• **Goal of the exercise**
Below you will find a set of lines. Repeat them all exactly.

• **Exercise material**
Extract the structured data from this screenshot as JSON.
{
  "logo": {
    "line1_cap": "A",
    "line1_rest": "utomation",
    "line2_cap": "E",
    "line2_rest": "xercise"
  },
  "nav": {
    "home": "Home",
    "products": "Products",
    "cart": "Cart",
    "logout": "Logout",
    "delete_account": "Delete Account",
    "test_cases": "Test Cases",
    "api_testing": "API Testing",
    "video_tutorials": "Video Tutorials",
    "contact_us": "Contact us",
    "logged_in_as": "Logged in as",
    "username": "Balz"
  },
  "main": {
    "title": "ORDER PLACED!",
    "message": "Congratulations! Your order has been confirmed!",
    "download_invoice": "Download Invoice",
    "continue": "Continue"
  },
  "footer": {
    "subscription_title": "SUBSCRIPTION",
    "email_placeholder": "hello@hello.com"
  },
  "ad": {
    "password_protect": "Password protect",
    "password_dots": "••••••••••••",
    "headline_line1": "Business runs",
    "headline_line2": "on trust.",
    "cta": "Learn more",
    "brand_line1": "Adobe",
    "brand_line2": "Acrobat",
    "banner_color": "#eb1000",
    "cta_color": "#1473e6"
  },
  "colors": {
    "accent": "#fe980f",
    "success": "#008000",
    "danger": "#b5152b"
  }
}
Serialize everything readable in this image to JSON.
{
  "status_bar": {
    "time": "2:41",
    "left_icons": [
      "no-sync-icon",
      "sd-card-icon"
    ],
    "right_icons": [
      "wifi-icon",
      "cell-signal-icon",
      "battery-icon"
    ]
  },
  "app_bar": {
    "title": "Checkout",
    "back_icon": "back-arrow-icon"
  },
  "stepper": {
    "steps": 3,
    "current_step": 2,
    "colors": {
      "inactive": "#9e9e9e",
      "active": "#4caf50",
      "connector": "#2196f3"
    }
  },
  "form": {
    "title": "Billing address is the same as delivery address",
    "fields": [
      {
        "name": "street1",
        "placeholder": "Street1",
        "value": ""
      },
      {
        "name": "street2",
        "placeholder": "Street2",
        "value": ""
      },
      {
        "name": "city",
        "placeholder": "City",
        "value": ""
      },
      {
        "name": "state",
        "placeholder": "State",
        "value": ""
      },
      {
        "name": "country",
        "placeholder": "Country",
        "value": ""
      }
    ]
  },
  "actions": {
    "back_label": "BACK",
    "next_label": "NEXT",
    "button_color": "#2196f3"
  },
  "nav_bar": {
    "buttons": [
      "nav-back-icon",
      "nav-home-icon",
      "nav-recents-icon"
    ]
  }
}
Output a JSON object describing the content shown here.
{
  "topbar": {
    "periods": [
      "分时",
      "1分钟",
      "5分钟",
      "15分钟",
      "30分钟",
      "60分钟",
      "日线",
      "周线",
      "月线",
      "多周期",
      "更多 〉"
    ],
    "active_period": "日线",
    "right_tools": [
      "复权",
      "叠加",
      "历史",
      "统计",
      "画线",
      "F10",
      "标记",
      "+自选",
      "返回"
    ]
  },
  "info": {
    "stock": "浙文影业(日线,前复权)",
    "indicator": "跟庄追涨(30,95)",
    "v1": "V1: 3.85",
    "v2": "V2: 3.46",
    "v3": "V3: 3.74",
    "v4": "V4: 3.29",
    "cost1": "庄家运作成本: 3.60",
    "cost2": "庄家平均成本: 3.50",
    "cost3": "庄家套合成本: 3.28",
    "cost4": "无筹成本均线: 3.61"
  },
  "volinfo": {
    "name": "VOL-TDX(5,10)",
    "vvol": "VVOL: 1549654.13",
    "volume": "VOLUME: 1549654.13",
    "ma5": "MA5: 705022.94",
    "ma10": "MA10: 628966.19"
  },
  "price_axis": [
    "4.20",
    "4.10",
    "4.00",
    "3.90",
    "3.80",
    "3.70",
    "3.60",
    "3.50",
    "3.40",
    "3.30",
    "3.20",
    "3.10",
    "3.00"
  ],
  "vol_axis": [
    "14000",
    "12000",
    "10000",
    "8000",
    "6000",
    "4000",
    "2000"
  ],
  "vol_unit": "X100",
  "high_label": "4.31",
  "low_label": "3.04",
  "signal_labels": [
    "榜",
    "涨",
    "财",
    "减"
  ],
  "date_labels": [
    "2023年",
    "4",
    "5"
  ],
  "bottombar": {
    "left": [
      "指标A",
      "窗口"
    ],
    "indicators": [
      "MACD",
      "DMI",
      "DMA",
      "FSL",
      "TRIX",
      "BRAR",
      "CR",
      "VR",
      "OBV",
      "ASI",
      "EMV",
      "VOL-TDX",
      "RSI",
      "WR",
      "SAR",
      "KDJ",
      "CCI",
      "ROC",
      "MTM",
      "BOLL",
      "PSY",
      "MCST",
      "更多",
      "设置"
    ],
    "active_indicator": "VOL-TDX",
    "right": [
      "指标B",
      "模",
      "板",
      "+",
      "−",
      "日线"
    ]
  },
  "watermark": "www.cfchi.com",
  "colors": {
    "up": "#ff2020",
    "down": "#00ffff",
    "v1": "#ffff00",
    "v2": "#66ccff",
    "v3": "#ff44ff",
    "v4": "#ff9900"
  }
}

• **Task solution**
Extract the structured data from this screenshot as JSON.
{
  "logo": {
    "line1_cap": "A",
    "line1_rest": "utomation",
    "line2_cap": "E",
    "line2_rest": "xercise"
  },
  "nav": {
    "home": "Home",
    "products": "Products",
    "cart": "Cart",
    "logout": "Logout",
    "delete_account": "Delete Account",
    "test_cases": "Test Cases",
    "api_testing": "API Testing",
    "video_tutorials": "Video Tutorials",
    "contact_us": "Contact us",
    "logged_in_as": "Logged in as",
    "username": "Balz"
  },
  "main": {
    "title": "ORDER PLACED!",
    "message": "Congratulations! Your order has been confirmed!",
    "download_invoice": "Download Invoice",
    "continue": "Continue"
  },
  "footer": {
    "subscription_title": "SUBSCRIPTION",
    "email_placeholder": "hello@hello.com"
  },
  "ad": {
    "password_protect": "Password protect",
    "password_dots": "••••••••••••",
    "headline_line1": "Business runs",
    "headline_line2": "on trust.",
    "cta": "Learn more",
    "brand_line1": "Adobe",
    "brand_line2": "Acrobat",
    "banner_color": "#eb1000",
    "cta_color": "#1473e6"
  },
  "colors": {
    "accent": "#fe980f",
    "success": "#008000",
    "danger": "#b5152b"
  }
}
Serialize everything readable in this image to JSON.
{
  "status_bar": {
    "time": "2:41",
    "left_icons": [
      "no-sync-icon",
      "sd-card-icon"
    ],
    "right_icons": [
      "wifi-icon",
      "cell-signal-icon",
      "battery-icon"
    ]
  },
  "app_bar": {
    "title": "Checkout",
    "back_icon": "back-arrow-icon"
  },
  "stepper": {
    "steps": 3,
    "current_step": 2,
    "colors": {
      "inactive": "#9e9e9e",
      "active": "#4caf50",
      "connector": "#2196f3"
    }
  },
  "form": {
    "title": "Billing address is the same as delivery address",
    "fields": [
      {
        "name": "street1",
        "placeholder": "Street1",
        "value": ""
      },
      {
        "name": "street2",
        "placeholder": "Street2",
        "value": ""
      },
      {
        "name": "city",
        "placeholder": "City",
        "value": ""
      },
      {
        "name": "state",
        "placeholder": "State",
        "value": ""
      },
      {
        "name": "country",
        "placeholder": "Country",
        "value": ""
      }
    ]
  },
  "actions": {
    "back_label": "BACK",
    "next_label": "NEXT",
    "button_color": "#2196f3"
  },
  "nav_bar": {
    "buttons": [
      "nav-back-icon",
      "nav-home-icon",
      "nav-recents-icon"
    ]
  }
}
Output a JSON object describing the content shown here.
{
  "topbar": {
    "periods": [
      "分时",
      "1分钟",
      "5分钟",
      "15分钟",
      "30分钟",
      "60分钟",
      "日线",
      "周线",
      "月线",
      "多周期",
      "更多 〉"
    ],
    "active_period": "日线",
    "right_tools": [
      "复权",
      "叠加",
      "历史",
      "统计",
      "画线",
      "F10",
      "标记",
      "+自选",
      "返回"
    ]
  },
  "info": {
    "stock": "浙文影业(日线,前复权)",
    "indicator": "跟庄追涨(30,95)",
    "v1": "V1: 3.85",
    "v2": "V2: 3.46",
    "v3": "V3: 3.74",
    "v4": "V4: 3.29",
    "cost1": "庄家运作成本: 3.60",
    "cost2": "庄家平均成本: 3.50",
    "cost3": "庄家套合成本: 3.28",
    "cost4": "无筹成本均线: 3.61"
  },
  "volinfo": {
    "name": "VOL-TDX(5,10)",
    "vvol": "VVOL: 1549654.13",
    "volume": "VOLUME: 1549654.13",
    "ma5": "MA5: 705022.94",
    "ma10": "MA10: 628966.19"
  },
  "price_axis": [
    "4.20",
    "4.10",
    "4.00",
    "3.90",
    "3.80",
    "3.70",
    "3.60",
    "3.50",
    "3.40",
    "3.30",
    "3.20",
    "3.10",
    "3.00"
  ],
  "vol_axis": [
    "14000",
    "12000",
    "10000",
    "8000",
    "6000",
    "4000",
    "2000"
  ],
  "vol_unit": "X100",
  "high_label": "4.31",
  "low_label": "3.04",
  "signal_labels": [
    "榜",
    "涨",
    "财",
    "减"
  ],
  "date_labels": [
    "2023年",
    "4",
    "5"
  ],
  "bottombar": {
    "left": [
      "指标A",
      "窗口"
    ],
    "indicators": [
      "MACD",
      "DMI",
      "DMA",
      "FSL",
      "TRIX",
      "BRAR",
      "CR",
      "VR",
      "OBV",
      "ASI",
      "EMV",
      "VOL-TDX",
      "RSI",
      "WR",
      "SAR",
      "KDJ",
      "CCI",
      "ROC",
      "MTM",
      "BOLL",
      "PSY",
      "MCST",
      "更多",
      "设置"
    ],
    "active_indicator": "VOL-TDX",
    "right": [
      "指标B",
      "模",
      "板",
      "+",
      "−",
      "日线"
    ]
  },
  "watermark": "www.cfchi.com",
  "colors": {
    "up": "#ff2020",
    "down": "#00ffff",
    "v1": "#ffff00",
    "v2": "#66ccff",
    "v3": "#ff44ff",
    "v4": "#ff9900"
  }
}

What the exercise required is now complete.